Work to be completed: Can you write out all of the material below, word for word?

Input records:

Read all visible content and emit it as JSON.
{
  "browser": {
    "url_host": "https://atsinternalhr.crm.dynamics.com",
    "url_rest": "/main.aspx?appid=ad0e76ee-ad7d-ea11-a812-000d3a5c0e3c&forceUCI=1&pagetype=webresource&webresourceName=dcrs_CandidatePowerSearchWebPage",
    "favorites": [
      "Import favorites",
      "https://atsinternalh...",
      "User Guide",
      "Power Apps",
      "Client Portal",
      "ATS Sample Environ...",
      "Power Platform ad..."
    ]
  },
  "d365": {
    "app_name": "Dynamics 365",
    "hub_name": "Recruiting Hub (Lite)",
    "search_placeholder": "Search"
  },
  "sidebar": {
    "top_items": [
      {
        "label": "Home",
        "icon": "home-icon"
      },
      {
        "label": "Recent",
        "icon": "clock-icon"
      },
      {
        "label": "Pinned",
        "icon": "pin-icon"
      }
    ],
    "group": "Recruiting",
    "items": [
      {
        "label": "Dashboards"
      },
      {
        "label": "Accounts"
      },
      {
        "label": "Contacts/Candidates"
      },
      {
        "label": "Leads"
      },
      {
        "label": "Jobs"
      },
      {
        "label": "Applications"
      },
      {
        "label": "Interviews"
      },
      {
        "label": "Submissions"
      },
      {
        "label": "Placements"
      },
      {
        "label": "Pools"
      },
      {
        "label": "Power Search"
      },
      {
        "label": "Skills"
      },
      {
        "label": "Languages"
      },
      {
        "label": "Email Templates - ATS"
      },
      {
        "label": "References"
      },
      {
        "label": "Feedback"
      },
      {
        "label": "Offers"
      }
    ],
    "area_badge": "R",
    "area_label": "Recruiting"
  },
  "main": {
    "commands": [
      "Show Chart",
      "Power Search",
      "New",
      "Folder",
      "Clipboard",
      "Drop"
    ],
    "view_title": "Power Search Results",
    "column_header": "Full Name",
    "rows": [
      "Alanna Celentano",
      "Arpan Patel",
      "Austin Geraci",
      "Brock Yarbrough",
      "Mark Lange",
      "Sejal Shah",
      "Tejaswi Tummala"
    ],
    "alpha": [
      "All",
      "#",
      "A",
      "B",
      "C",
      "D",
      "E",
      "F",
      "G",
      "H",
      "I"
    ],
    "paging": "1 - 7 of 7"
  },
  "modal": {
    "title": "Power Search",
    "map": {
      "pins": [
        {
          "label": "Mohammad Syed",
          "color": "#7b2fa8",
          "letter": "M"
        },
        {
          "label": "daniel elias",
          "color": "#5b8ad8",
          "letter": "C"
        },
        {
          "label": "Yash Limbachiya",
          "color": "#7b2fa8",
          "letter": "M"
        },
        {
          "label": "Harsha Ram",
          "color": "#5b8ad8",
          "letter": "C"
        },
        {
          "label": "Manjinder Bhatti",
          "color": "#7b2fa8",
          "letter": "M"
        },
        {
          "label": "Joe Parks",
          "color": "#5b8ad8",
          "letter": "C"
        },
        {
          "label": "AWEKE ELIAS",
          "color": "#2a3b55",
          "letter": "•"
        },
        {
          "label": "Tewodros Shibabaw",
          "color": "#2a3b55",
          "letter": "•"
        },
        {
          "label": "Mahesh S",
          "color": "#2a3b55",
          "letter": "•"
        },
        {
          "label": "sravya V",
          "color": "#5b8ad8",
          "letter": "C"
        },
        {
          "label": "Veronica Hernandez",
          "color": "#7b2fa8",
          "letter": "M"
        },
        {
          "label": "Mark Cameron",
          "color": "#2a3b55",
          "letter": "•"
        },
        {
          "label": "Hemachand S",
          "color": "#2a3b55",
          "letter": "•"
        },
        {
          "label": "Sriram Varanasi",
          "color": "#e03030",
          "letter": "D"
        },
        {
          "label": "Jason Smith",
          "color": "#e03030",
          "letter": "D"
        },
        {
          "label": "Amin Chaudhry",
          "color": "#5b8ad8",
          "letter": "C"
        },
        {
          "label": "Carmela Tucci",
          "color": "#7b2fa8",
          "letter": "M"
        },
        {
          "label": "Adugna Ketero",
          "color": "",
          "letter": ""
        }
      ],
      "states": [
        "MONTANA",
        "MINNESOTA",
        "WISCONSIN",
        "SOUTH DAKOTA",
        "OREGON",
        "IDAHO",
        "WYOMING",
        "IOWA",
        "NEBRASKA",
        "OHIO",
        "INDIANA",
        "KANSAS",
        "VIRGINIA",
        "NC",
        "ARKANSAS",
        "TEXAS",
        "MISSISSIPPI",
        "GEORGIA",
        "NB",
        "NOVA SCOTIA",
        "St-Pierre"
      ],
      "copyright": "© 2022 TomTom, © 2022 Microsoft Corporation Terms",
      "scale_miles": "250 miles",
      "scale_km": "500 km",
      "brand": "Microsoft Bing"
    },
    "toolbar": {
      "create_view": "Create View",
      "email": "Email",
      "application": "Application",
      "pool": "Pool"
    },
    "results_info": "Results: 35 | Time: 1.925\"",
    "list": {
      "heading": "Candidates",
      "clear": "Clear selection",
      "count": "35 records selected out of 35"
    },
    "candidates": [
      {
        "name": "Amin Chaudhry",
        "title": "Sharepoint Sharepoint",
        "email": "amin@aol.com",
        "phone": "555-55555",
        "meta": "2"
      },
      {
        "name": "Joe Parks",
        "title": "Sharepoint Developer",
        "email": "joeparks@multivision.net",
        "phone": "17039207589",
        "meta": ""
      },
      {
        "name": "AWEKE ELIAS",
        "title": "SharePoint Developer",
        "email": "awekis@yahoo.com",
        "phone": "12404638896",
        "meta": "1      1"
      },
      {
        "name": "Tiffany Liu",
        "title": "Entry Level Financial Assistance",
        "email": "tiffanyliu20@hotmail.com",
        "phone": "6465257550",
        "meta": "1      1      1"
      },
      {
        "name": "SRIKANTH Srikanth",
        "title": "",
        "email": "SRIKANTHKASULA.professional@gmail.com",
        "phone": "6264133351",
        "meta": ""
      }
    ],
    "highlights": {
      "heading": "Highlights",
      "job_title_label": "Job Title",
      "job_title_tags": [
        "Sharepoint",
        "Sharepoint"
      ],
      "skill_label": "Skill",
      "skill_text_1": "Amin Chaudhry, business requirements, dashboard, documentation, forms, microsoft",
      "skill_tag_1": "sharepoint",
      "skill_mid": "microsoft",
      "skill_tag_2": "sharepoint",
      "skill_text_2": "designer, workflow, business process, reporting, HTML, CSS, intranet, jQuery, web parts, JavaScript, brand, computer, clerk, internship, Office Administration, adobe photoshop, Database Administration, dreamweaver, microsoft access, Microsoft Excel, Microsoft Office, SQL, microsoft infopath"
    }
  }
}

Task answer:
Read all visible content and emit it as JSON.
{
  "browser": {
    "url_host": "https://atsinternalhr.crm.dynamics.com",
    "url_rest": "/main.aspx?appid=ad0e76ee-ad7d-ea11-a812-000d3a5c0e3c&forceUCI=1&pagetype=webresource&webresourceName=dcrs_CandidatePowerSearchWebPage",
    "favorites": [
      "Import favorites",
      "https://atsinternalh...",
      "User Guide",
      "Power Apps",
      "Client Portal",
      "ATS Sample Environ...",
      "Power Platform ad..."
    ]
  },
  "d365": {
    "app_name": "Dynamics 365",
    "hub_name": "Recruiting Hub (Lite)",
    "search_placeholder": "Search"
  },
  "sidebar": {
    "top_items": [
      {
        "label": "Home",
        "icon": "home-icon"
      },
      {
        "label": "Recent",
        "icon": "clock-icon"
      },
      {
        "label": "Pinned",
        "icon": "pin-icon"
      }
    ],
    "group": "Recruiting",
    "items": [
      {
        "label": "Dashboards"
      },
      {
        "label": "Accounts"
      },
      {
        "label": "Contacts/Candidates"
      },
      {
        "label": "Leads"
      },
      {
        "label": "Jobs"
      },
      {
        "label": "Applications"
      },
      {
        "label": "Interviews"
      },
      {
        "label": "Submissions"
      },
      {
        "label": "Placements"
      },
      {
        "label": "Pools"
      },
      {
        "label": "Power Search"
      },
      {
        "label": "Skills"
      },
      {
        "label": "Languages"
      },
      {
        "label": "Email Templates - ATS"
      },
      {
        "label": "References"
      },
      {
        "label": "Feedback"
      },
      {
        "label": "Offers"
      }
    ],
    "area_badge": "R",
    "area_label": "Recruiting"
  },
  "main": {
    "commands": [
      "Show Chart",
      "Power Search",
      "New",
      "Folder",
      "Clipboard",
      "Drop"
    ],
    "view_title": "Power Search Results",
    "column_header": "Full Name",
    "rows": [
      "Alanna Celentano",
      "Arpan Patel",
      "Austin Geraci",
      "Brock Yarbrough",
      "Mark Lange",
      "Sejal Shah",
      "Tejaswi Tummala"
    ],
    "alpha": [
      "All",
      "#",
      "A",
      "B",
      "C",
      "D",
      "E",
      "F",
      "G",
      "H",
      "I"
    ],
    "paging": "1 - 7 of 7"
  },
  "modal": {
    "title": "Power Search",
    "map": {
      "pins": [
        {
          "label": "Mohammad Syed",
          "color": "#7b2fa8",
          "letter": "M"
        },
        {
          "label": "daniel elias",
          "color": "#5b8ad8",
          "letter": "C"
        },
        {
          "label": "Yash Limbachiya",
          "color": "#7b2fa8",
          "letter": "M"
        },
        {
          "label": "Harsha Ram",
          "color": "#5b8ad8",
          "letter": "C"
        },
        {
          "label": "Manjinder Bhatti",
          "color": "#7b2fa8",
          "letter": "M"
        },
        {
          "label": "Joe Parks",
          "color": "#5b8ad8",
          "letter": "C"
        },
        {
          "label": "AWEKE ELIAS",
          "color": "#2a3b55",
          "letter": "•"
        },
        {
          "label": "Tewodros Shibabaw",
          "color": "#2a3b55",
          "letter": "•"
        },
        {
          "label": "Mahesh S",
          "color": "#2a3b55",
          "letter": "•"
        },
        {
          "label": "sravya V",
          "color": "#5b8ad8",
          "letter": "C"
        },
        {
          "label": "Veronica Hernandez",
          "color": "#7b2fa8",
          "letter": "M"
        },
        {
          "label": "Mark Cameron",
          "color": "#2a3b55",
          "letter": "•"
        },
        {
          "label": "Hemachand S",
          "color": "#2a3b55",
          "letter": "•"
        },
        {
          "label": "Sriram Varanasi",
          "color": "#e03030",
          "letter": "D"
        },
        {
          "label": "Jason Smith",
          "color": "#e03030",
          "letter": "D"
        },
        {
          "label": "Amin Chaudhry",
          "color": "#5b8ad8",
          "letter": "C"
        },
        {
          "label": "Carmela Tucci",
          "color": "#7b2fa8",
          "letter": "M"
        },
        {
          "label": "Adugna Ketero",
          "color": "",
          "letter": ""
        }
      ],
      "states": [
        "MONTANA",
        "MINNESOTA",
        "WISCONSIN",
        "SOUTH DAKOTA",
        "OREGON",
        "IDAHO",
        "WYOMING",
        "IOWA",
        "NEBRASKA",
        "OHIO",
        "INDIANA",
        "KANSAS",
        "VIRGINIA",
        "NC",
        "ARKANSAS",
        "TEXAS",
        "MISSISSIPPI",
        "GEORGIA",
        "NB",
        "NOVA SCOTIA",
        "St-Pierre"
      ],
      "copyright": "© 2022 TomTom, © 2022 Microsoft Corporation Terms",
      "scale_miles": "250 miles",
      "scale_km": "500 km",
      "brand": "Microsoft Bing"
    },
    "toolbar": {
      "create_view": "Create View",
      "email": "Email",
      "application": "Application",
      "pool": "Pool"
    },
    "results_info": "Results: 35 | Time: 1.925\"",
    "list": {
      "heading": "Candidates",
      "clear": "Clear selection",
      "count": "35 records selected out of 35"
    },
    "candidates": [
      {
        "name": "Amin Chaudhry",
        "title": "Sharepoint Sharepoint",
        "email": "amin@aol.com",
        "phone": "555-55555",
        "meta": "2"
      },
      {
        "name": "Joe Parks",
        "title": "Sharepoint Developer",
        "email": "joeparks@multivision.net",
        "phone": "17039207589",
        "meta": ""
      },
      {
        "name": "AWEKE ELIAS",
        "title": "SharePoint Developer",
        "email": "awekis@yahoo.com",
        "phone": "12404638896",
        "meta": "1      1"
      },
      {
        "name": "Tiffany Liu",
        "title": "Entry Level Financial Assistance",
        "email": "tiffanyliu20@hotmail.com",
        "phone": "6465257550",
        "meta": "1      1      1"
      },
      {
        "name": "SRIKANTH Srikanth",
        "title": "",
        "email": "SRIKANTHKASULA.professional@gmail.com",
        "phone": "6264133351",
        "meta": ""
      }
    ],
    "highlights": {
      "heading": "Highlights",
      "job_title_label": "Job Title",
      "job_title_tags": [
        "Sharepoint",
        "Sharepoint"
      ],
      "skill_label": "Skill",
      "skill_text_1": "Amin Chaudhry, business requirements, dashboard, documentation, forms, microsoft",
      "skill_tag_1": "sharepoint",
      "skill_mid": "microsoft",
      "skill_tag_2": "sharepoint",
      "skill_text_2": "designer, workflow, business process, reporting, HTML, CSS, intranet, jQuery, web parts, JavaScript, brand, computer, clerk, internship, Office Administration, adobe photoshop, Database Administration, dreamweaver, microsoft access, Microsoft Excel, Microsoft Office, SQL, microsoft infopath"
    }
  }
}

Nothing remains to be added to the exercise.